Find each line in the following listing that has the string "xlabel", then state the count and nothing else.

◇ ◇ ◇ ◇ ◇ ◇ ◇

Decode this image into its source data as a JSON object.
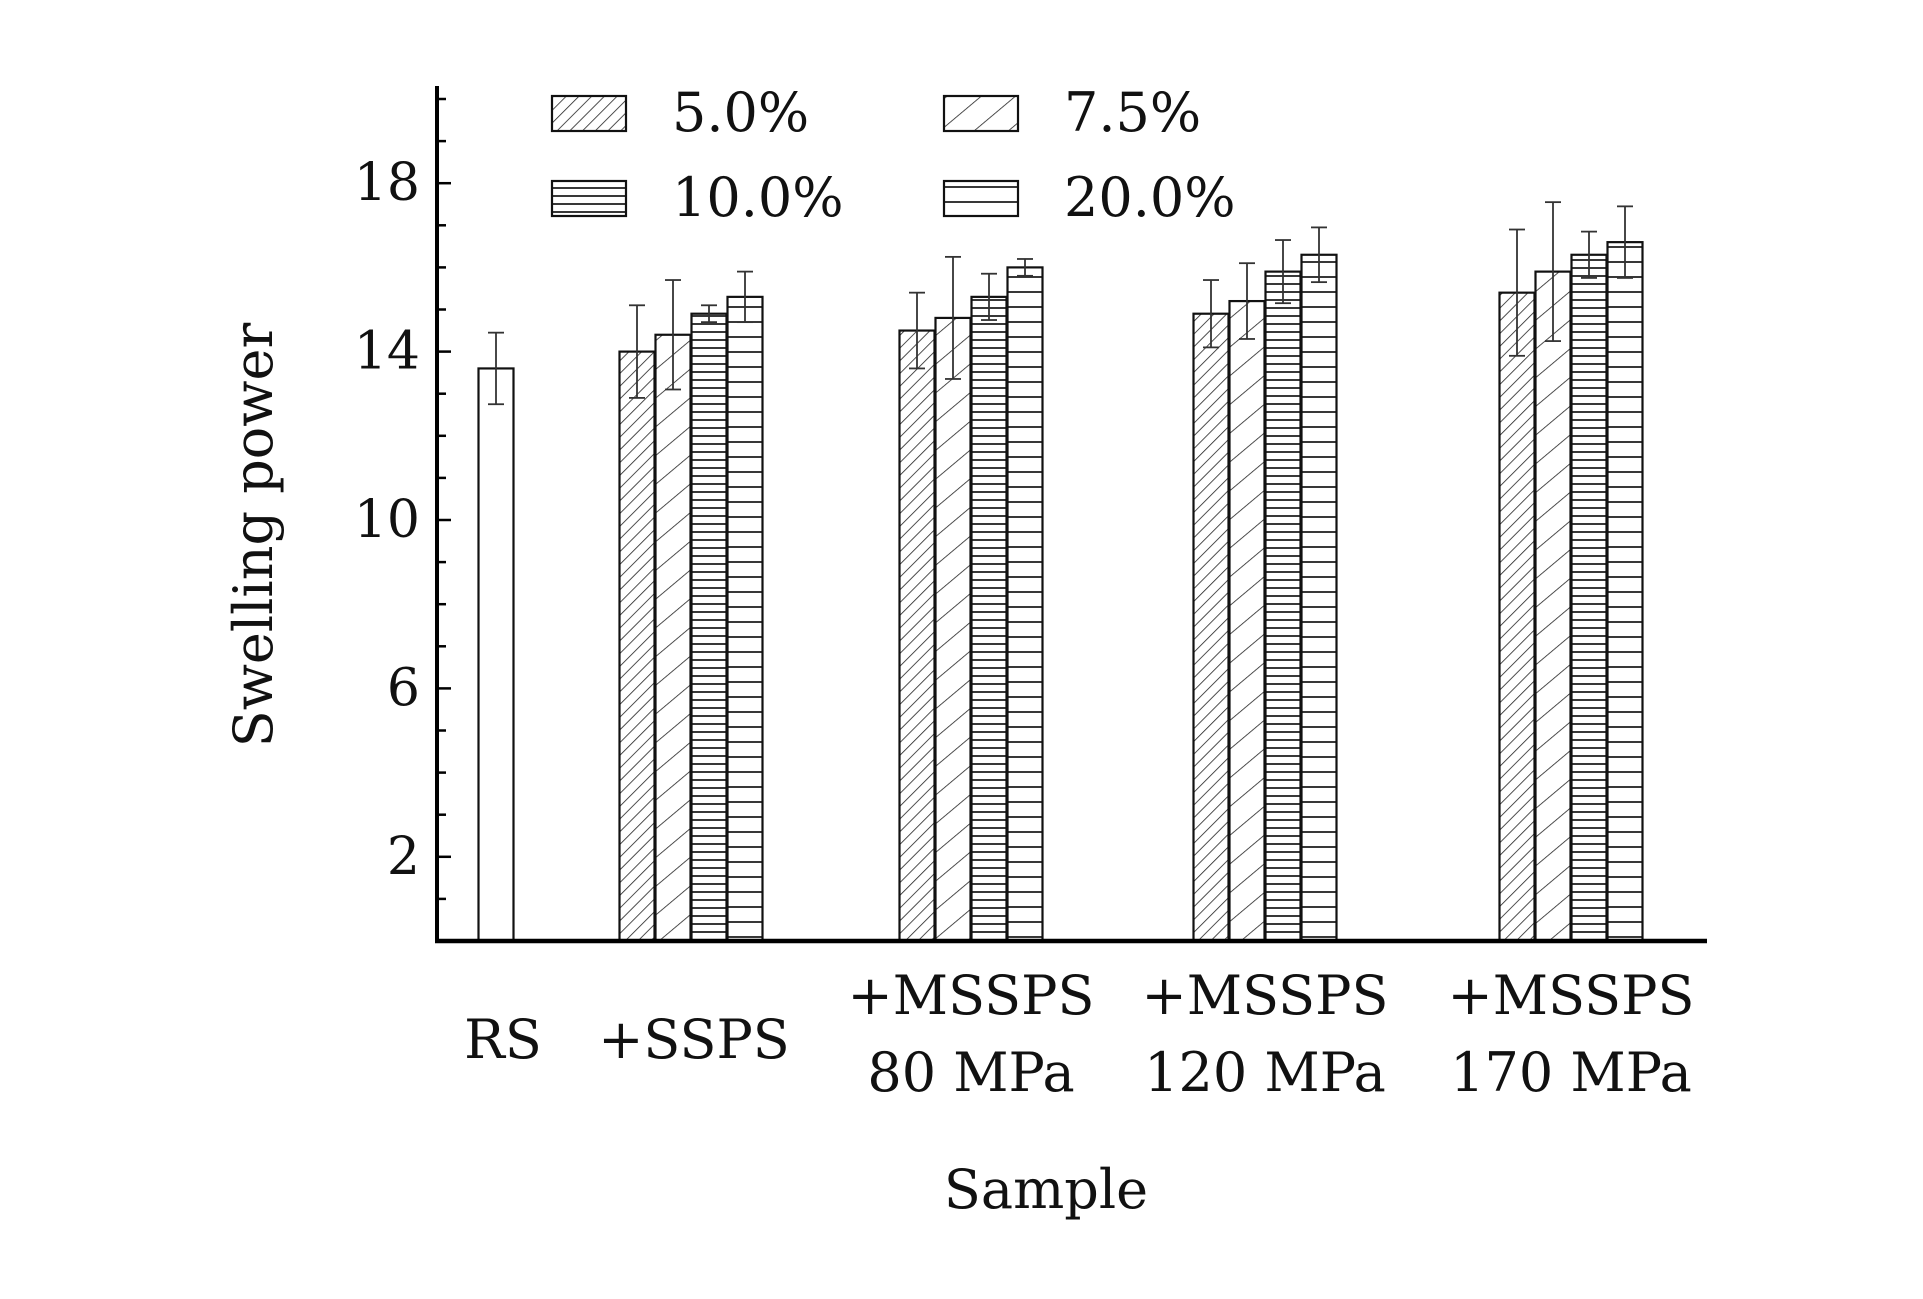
{
  "chart_data": {
    "type": "bar",
    "title": "",
    "xlabel": "Sample",
    "ylabel": "Swelling power",
    "ylim": [
      0,
      20.3
    ],
    "yticks": [
      2,
      6,
      10,
      14,
      18
    ],
    "grid": false,
    "legend_position": "top",
    "categories": [
      [
        "RS"
      ],
      [
        "+SSPS"
      ],
      [
        "+MSSPS",
        "80 MPa"
      ],
      [
        "+MSSPS",
        "120 MPa"
      ],
      [
        "+MSSPS",
        "170 MPa"
      ]
    ],
    "control": {
      "category": "RS",
      "value": 13.6,
      "error": 0.85,
      "pattern": "empty"
    },
    "series": [
      {
        "name": "5.0%",
        "pattern": "dense-diagonal",
        "values": [
          null,
          14.0,
          14.5,
          14.9,
          15.4
        ],
        "errors": [
          null,
          1.1,
          0.9,
          0.8,
          1.5
        ]
      },
      {
        "name": "7.5%",
        "pattern": "sparse-diagonal",
        "values": [
          null,
          14.4,
          14.8,
          15.2,
          15.9
        ],
        "errors": [
          null,
          1.3,
          1.45,
          0.9,
          1.65
        ]
      },
      {
        "name": "10.0%",
        "pattern": "dense-horizontal",
        "values": [
          null,
          14.9,
          15.3,
          15.9,
          16.3
        ],
        "errors": [
          null,
          0.2,
          0.55,
          0.75,
          0.55
        ]
      },
      {
        "name": "20.0%",
        "pattern": "sparse-horizontal",
        "values": [
          null,
          15.3,
          16.0,
          16.3,
          16.6
        ],
        "errors": [
          null,
          0.6,
          0.2,
          0.65,
          0.85
        ]
      }
    ],
    "colors": {
      "stroke": "#111111",
      "background": "#ffffff"
    }
  }
}
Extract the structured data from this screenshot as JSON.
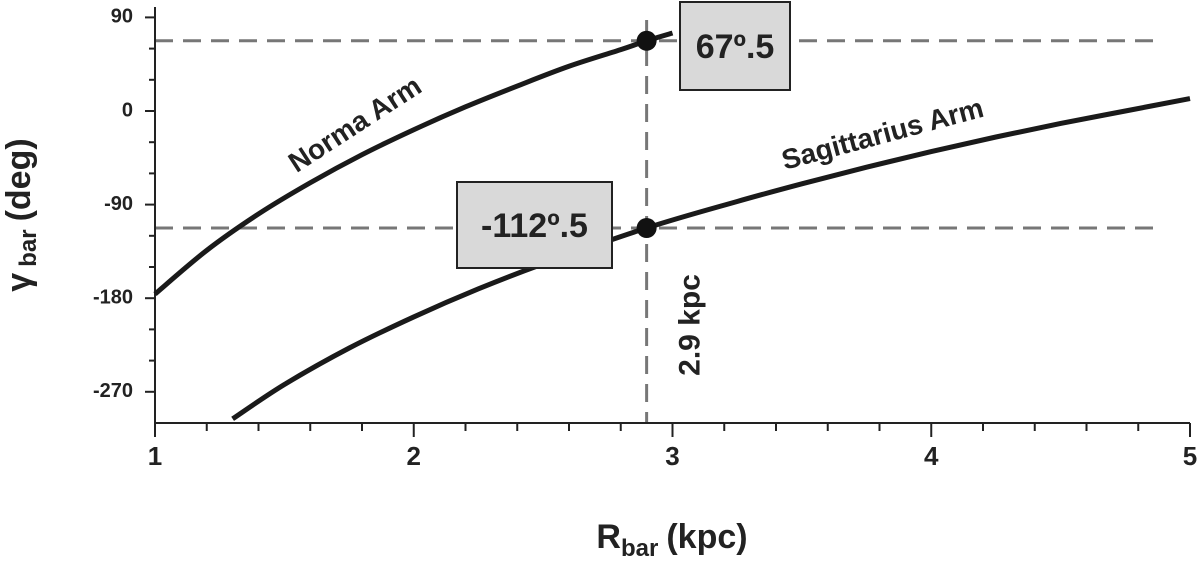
{
  "chart_data": {
    "type": "line",
    "xlabel": {
      "main": "R",
      "sub": "bar",
      "unit": "(kpc)"
    },
    "ylabel": {
      "main": "γ",
      "sub": "bar",
      "unit": "(deg)"
    },
    "xlim": [
      1,
      5
    ],
    "ylim": [
      -300,
      100
    ],
    "xticks": [
      1,
      2,
      3,
      4,
      5
    ],
    "yticks": [
      90,
      0,
      -90,
      -180,
      -270
    ],
    "xminorticks": [
      1.2,
      1.4,
      1.6,
      1.8,
      2.2,
      2.4,
      2.6,
      2.8,
      3.2,
      3.4,
      3.6,
      3.8,
      4.2,
      4.4,
      4.6,
      4.8
    ],
    "yminorticks": [
      60,
      30,
      -30,
      -60,
      -120,
      -150,
      -210,
      -240
    ],
    "series": [
      {
        "name": "Norma Arm",
        "color": "#1a1a1a",
        "x": [
          1,
          1.2,
          1.4,
          1.6,
          1.8,
          2.0,
          2.2,
          2.4,
          2.6,
          2.8,
          2.9,
          3.0
        ],
        "values": [
          -176,
          -134,
          -99,
          -69,
          -42,
          -18,
          4,
          24,
          43,
          59,
          67.5,
          75
        ]
      },
      {
        "name": "Sagittarius Arm",
        "color": "#1a1a1a",
        "x": [
          1.3,
          1.5,
          1.75,
          2,
          2.25,
          2.5,
          2.9,
          3.25,
          3.5,
          3.75,
          4,
          4.25,
          4.5,
          4.75,
          5
        ],
        "values": [
          -296,
          -263,
          -228,
          -198,
          -171,
          -147,
          -112.5,
          -87,
          -70,
          -54,
          -39,
          -25,
          -12,
          0,
          12
        ]
      }
    ],
    "points": [
      {
        "x": 2.9,
        "y": 67.5,
        "label": "67º.5"
      },
      {
        "x": 2.9,
        "y": -112.5,
        "label": "-112º.5"
      }
    ],
    "vline": {
      "x": 2.9,
      "label": "2.9 kpc"
    },
    "hlines": [
      67.5,
      -112.5
    ]
  }
}
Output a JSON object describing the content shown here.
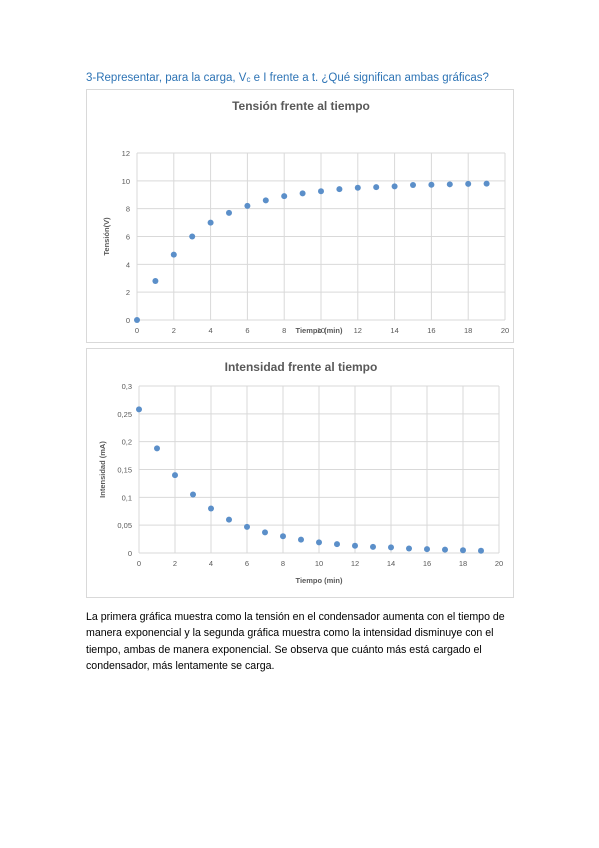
{
  "heading": {
    "prefix": "3-Representar, para la carga, V",
    "subscript": "c",
    "suffix": " e I frente a t. ¿Qué significan ambas gráficas?"
  },
  "paragraph": "La primera gráfica muestra como la tensión en el condensador aumenta con el tiempo de manera exponencial y la segunda gráfica muestra como la intensidad disminuye con el tiempo, ambas de manera exponencial. Se observa que cuánto más está cargado el condensador, más lentamente se carga.",
  "colors": {
    "point": "#5b8fc9",
    "grid": "#d9d9d9",
    "text": "#595959",
    "heading": "#2e74b5"
  },
  "chart_data": [
    {
      "type": "scatter",
      "title": "Tensión  frente al tiempo",
      "xlabel": "Tiempo (min)",
      "ylabel": "Tensión(V)",
      "xlim": [
        0,
        20
      ],
      "ylim": [
        0,
        12
      ],
      "xticks": [
        0,
        2,
        4,
        6,
        8,
        10,
        12,
        14,
        16,
        18,
        20
      ],
      "yticks": [
        0,
        2,
        4,
        6,
        8,
        10,
        12
      ],
      "ytick_labels": [
        "0",
        "2",
        "4",
        "6",
        "8",
        "10",
        "12"
      ],
      "grid": true,
      "x": [
        0,
        1,
        2,
        3,
        4,
        5,
        6,
        7,
        8,
        9,
        10,
        11,
        12,
        13,
        14,
        15,
        16,
        17,
        18,
        19
      ],
      "y": [
        0,
        2.8,
        4.7,
        6.0,
        7.0,
        7.7,
        8.2,
        8.6,
        8.9,
        9.1,
        9.25,
        9.4,
        9.5,
        9.55,
        9.6,
        9.7,
        9.72,
        9.75,
        9.78,
        9.8
      ]
    },
    {
      "type": "scatter",
      "title": "Intensidad frente al tiempo",
      "xlabel": "Tiempo (min)",
      "ylabel": "Intensidad (mA)",
      "xlim": [
        0,
        20
      ],
      "ylim": [
        0,
        0.3
      ],
      "xticks": [
        0,
        2,
        4,
        6,
        8,
        10,
        12,
        14,
        16,
        18,
        20
      ],
      "yticks": [
        0,
        0.05,
        0.1,
        0.15,
        0.2,
        0.25,
        0.3
      ],
      "ytick_labels": [
        "0",
        "0,05",
        "0,1",
        "0,15",
        "0,2",
        "0,25",
        "0,3"
      ],
      "grid": true,
      "x": [
        0,
        1,
        2,
        3,
        4,
        5,
        6,
        7,
        8,
        9,
        10,
        11,
        12,
        13,
        14,
        15,
        16,
        17,
        18,
        19
      ],
      "y": [
        0.258,
        0.188,
        0.14,
        0.105,
        0.08,
        0.06,
        0.047,
        0.037,
        0.03,
        0.024,
        0.019,
        0.016,
        0.013,
        0.011,
        0.01,
        0.008,
        0.007,
        0.006,
        0.005,
        0.004
      ]
    }
  ]
}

◇ ◇ ◇ ◇ ◇ ◇ ◇

= TASK SOLUTION =
4